** Begin **

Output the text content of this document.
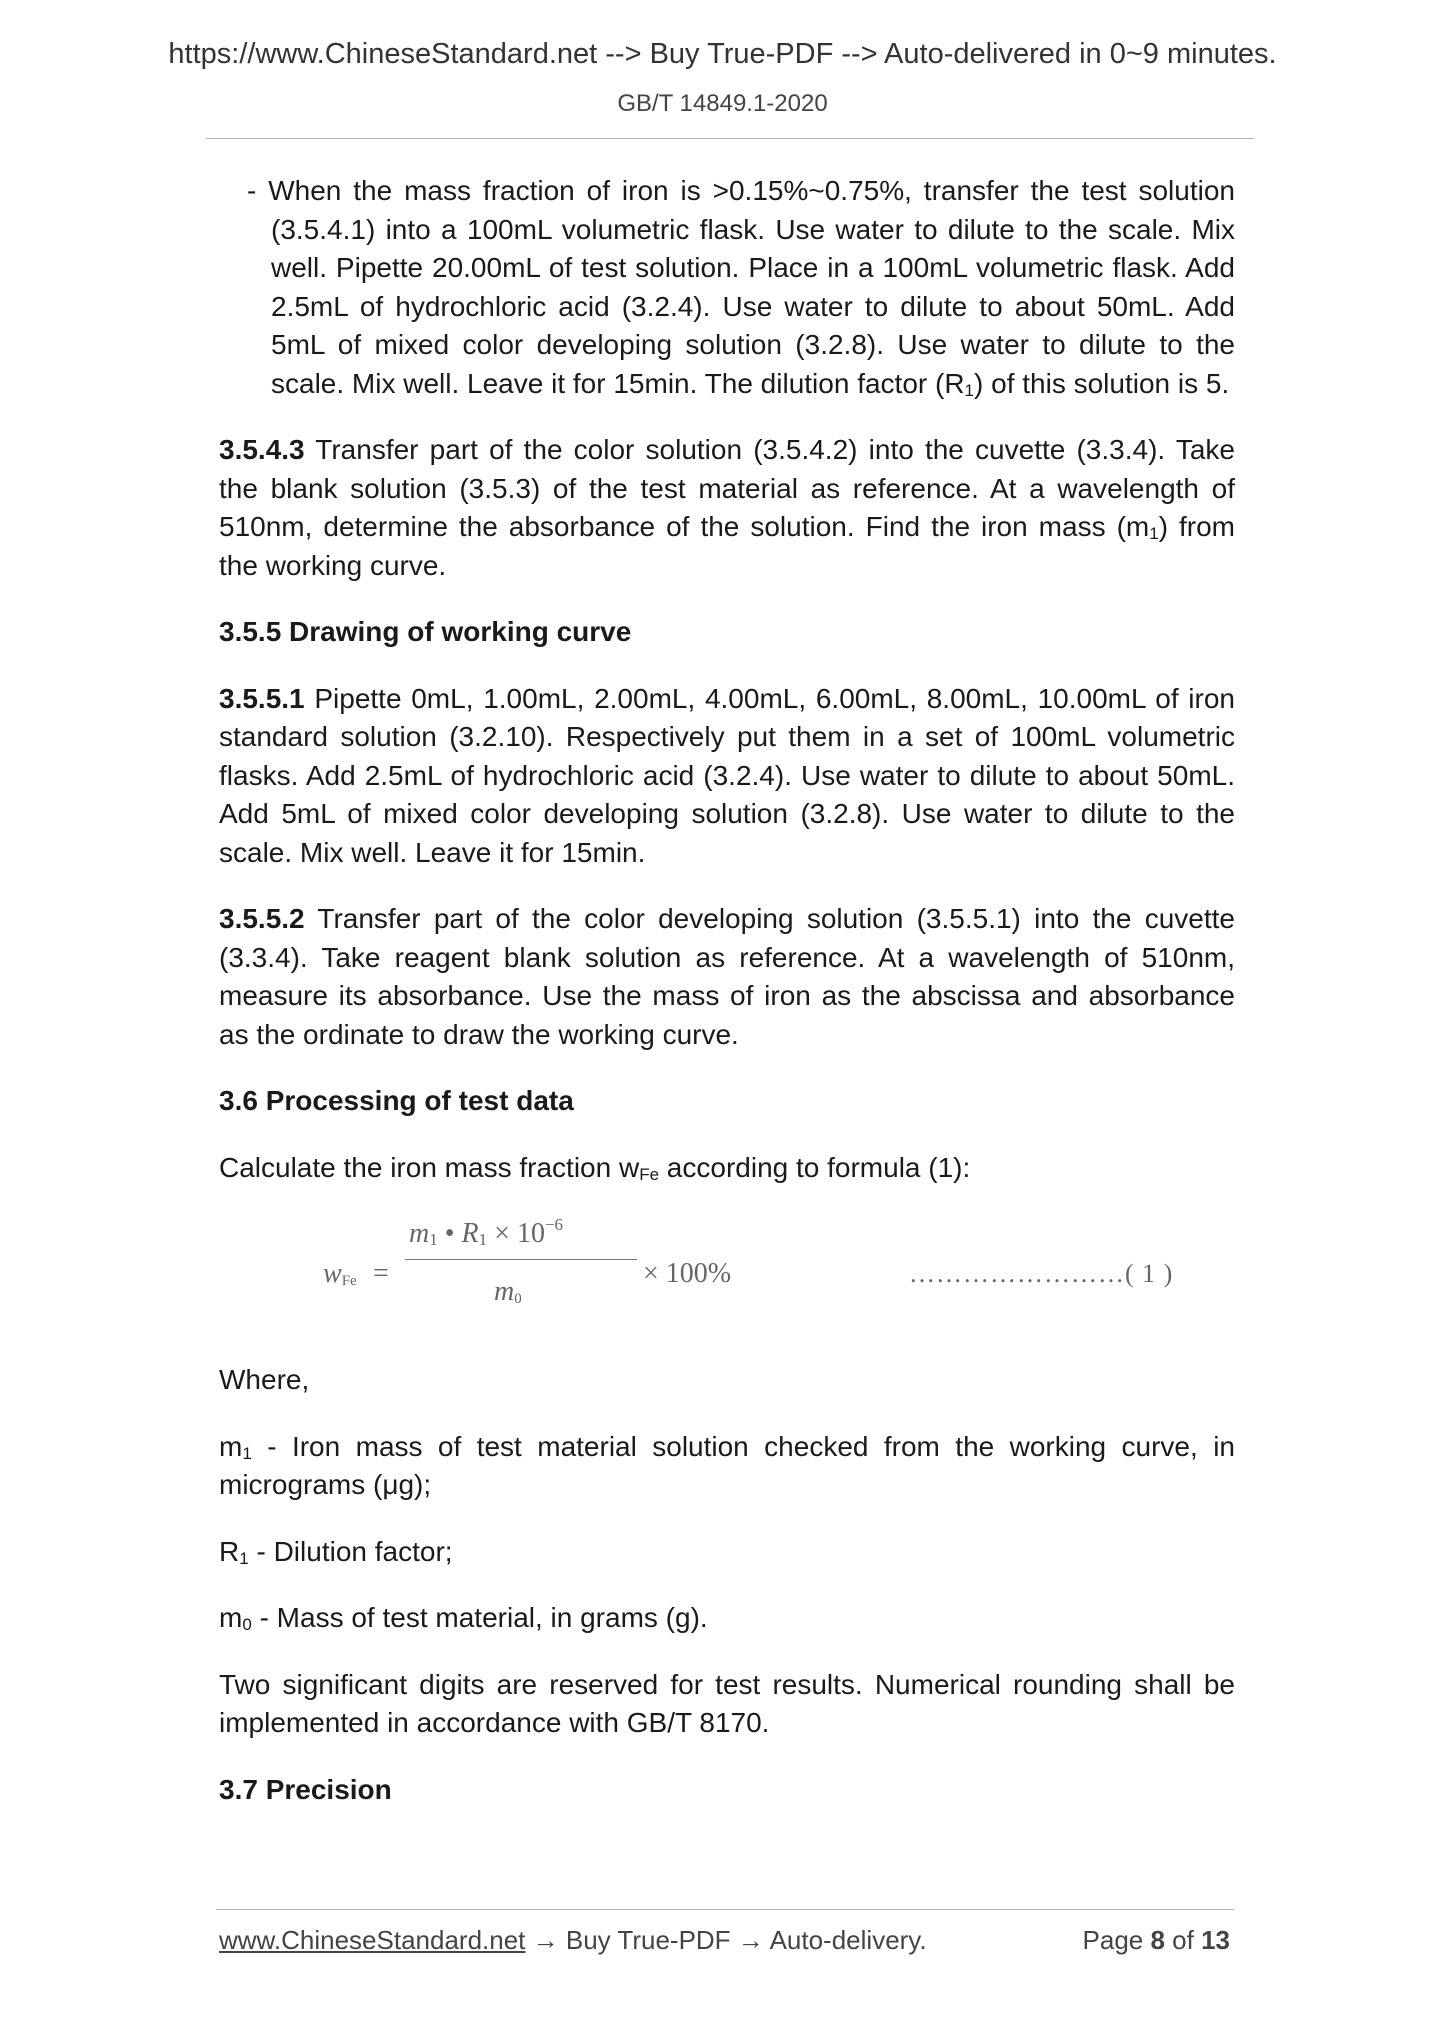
https://www.ChineseStandard.net --> Buy True-PDF --> Auto-delivered in 0~9 minutes.
GB/T 14849.1-2020

- When the mass fraction of iron is >0.15%~0.75%, transfer the test solution (3.5.4.1) into a 100mL volumetric flask. Use water to dilute to the scale. Mix well. Pipette 20.00mL of test solution. Place in a 100mL volumetric flask. Add 2.5mL of hydrochloric acid (3.2.4). Use water to dilute to about 50mL. Add 5mL of mixed color developing solution (3.2.8). Use water to dilute to the scale. Mix well. Leave it for 15min. The dilution factor $(R_1)$ of this solution is 5.

3.5.4.3 Transfer part of the color solution (3.5.4.2) into the cuvette (3.3.4). Take the blank solution (3.5.3) of the test material as reference. At a wavelength of 510nm, determine the absorbance of the solution. Find the iron mass $(m_1)$ from the working curve.

3.5.5 Drawing of working curve

3.5.5.1 Pipette 0mL, 1.00mL, 2.00mL, 4.00mL, 6.00mL, 8.00mL, 10.00mL of iron standard solution (3.2.10). Respectively put them in a set of 100mL volumetric flasks. Add 2.5mL of hydrochloric acid (3.2.4). Use water to dilute to about 50mL. Add 5mL of mixed color developing solution (3.2.8). Use water to dilute to the scale. Mix well. Leave it for 15min.

3.5.5.2 Transfer part of the color developing solution (3.5.5.1) into the cuvette (3.3.4). Take reagent blank solution as reference. At a wavelength of 510nm, measure its absorbance. Use the mass of iron as the abscissa and absorbance as the ordinate to draw the working curve.

3.6 Processing of test data

Calculate the iron mass fraction $w_{Fe}$ according to formula (1):

$w_{Fe}$ =
$m_1$ • $R_1 \times 10^{-6}$
$m_0$
× 100%	……………………( 1 )

Where,

$m_1$ - Iron mass of test material solution checked from the working curve, in micrograms (μg);

$R_1$ - Dilution factor;

$m_0$ - Mass of test material, in grams (g).

Two significant digits are reserved for test results. Numerical rounding shall be implemented in accordance with GB/T 8170.

3.7 Precision

www.ChineseStandard.net → Buy True-PDF → Auto-delivery.	Page 8 of 13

** End **

- _EXERCISE OBJECTIVE_
In the copy, include all records verbatim but no images.

- _FINAL ANSWER_
Output the text content of this document.
https://www.ChineseStandard.net --> Buy True-PDF --> Auto-delivered in 0~9 minutes.
GB/T 14849.1-2020

- When the mass fraction of iron is >0.15%~0.75%, transfer the test solution (3.5.4.1) into a 100mL volumetric flask. Use water to dilute to the scale. Mix well. Pipette 20.00mL of test solution. Place in a 100mL volumetric flask. Add 2.5mL of hydrochloric acid (3.2.4). Use water to dilute to about 50mL. Add 5mL of mixed color developing solution (3.2.8). Use water to dilute to the scale. Mix well. Leave it for 15min. The dilution factor $(R_1)$ of this solution is 5.

3.5.4.3 Transfer part of the color solution (3.5.4.2) into the cuvette (3.3.4). Take the blank solution (3.5.3) of the test material as reference. At a wavelength of 510nm, determine the absorbance of the solution. Find the iron mass $(m_1)$ from the working curve.

3.5.5 Drawing of working curve

3.5.5.1 Pipette 0mL, 1.00mL, 2.00mL, 4.00mL, 6.00mL, 8.00mL, 10.00mL of iron standard solution (3.2.10). Respectively put them in a set of 100mL volumetric flasks. Add 2.5mL of hydrochloric acid (3.2.4). Use water to dilute to about 50mL. Add 5mL of mixed color developing solution (3.2.8). Use water to dilute to the scale. Mix well. Leave it for 15min.

3.5.5.2 Transfer part of the color developing solution (3.5.5.1) into the cuvette (3.3.4). Take reagent blank solution as reference. At a wavelength of 510nm, measure its absorbance. Use the mass of iron as the abscissa and absorbance as the ordinate to draw the working curve.

3.6 Processing of test data

Calculate the iron mass fraction $w_{Fe}$ according to formula (1):

$w_{Fe}$ =
$m_1$ • $R_1 \times 10^{-6}$
$m_0$
× 100%	……………………( 1 )

Where,

$m_1$ - Iron mass of test material solution checked from the working curve, in micrograms (μg);

$R_1$ - Dilution factor;

$m_0$ - Mass of test material, in grams (g).

Two significant digits are reserved for test results. Numerical rounding shall be implemented in accordance with GB/T 8170.

3.7 Precision

www.ChineseStandard.net → Buy True-PDF → Auto-delivery.	Page 8 of 13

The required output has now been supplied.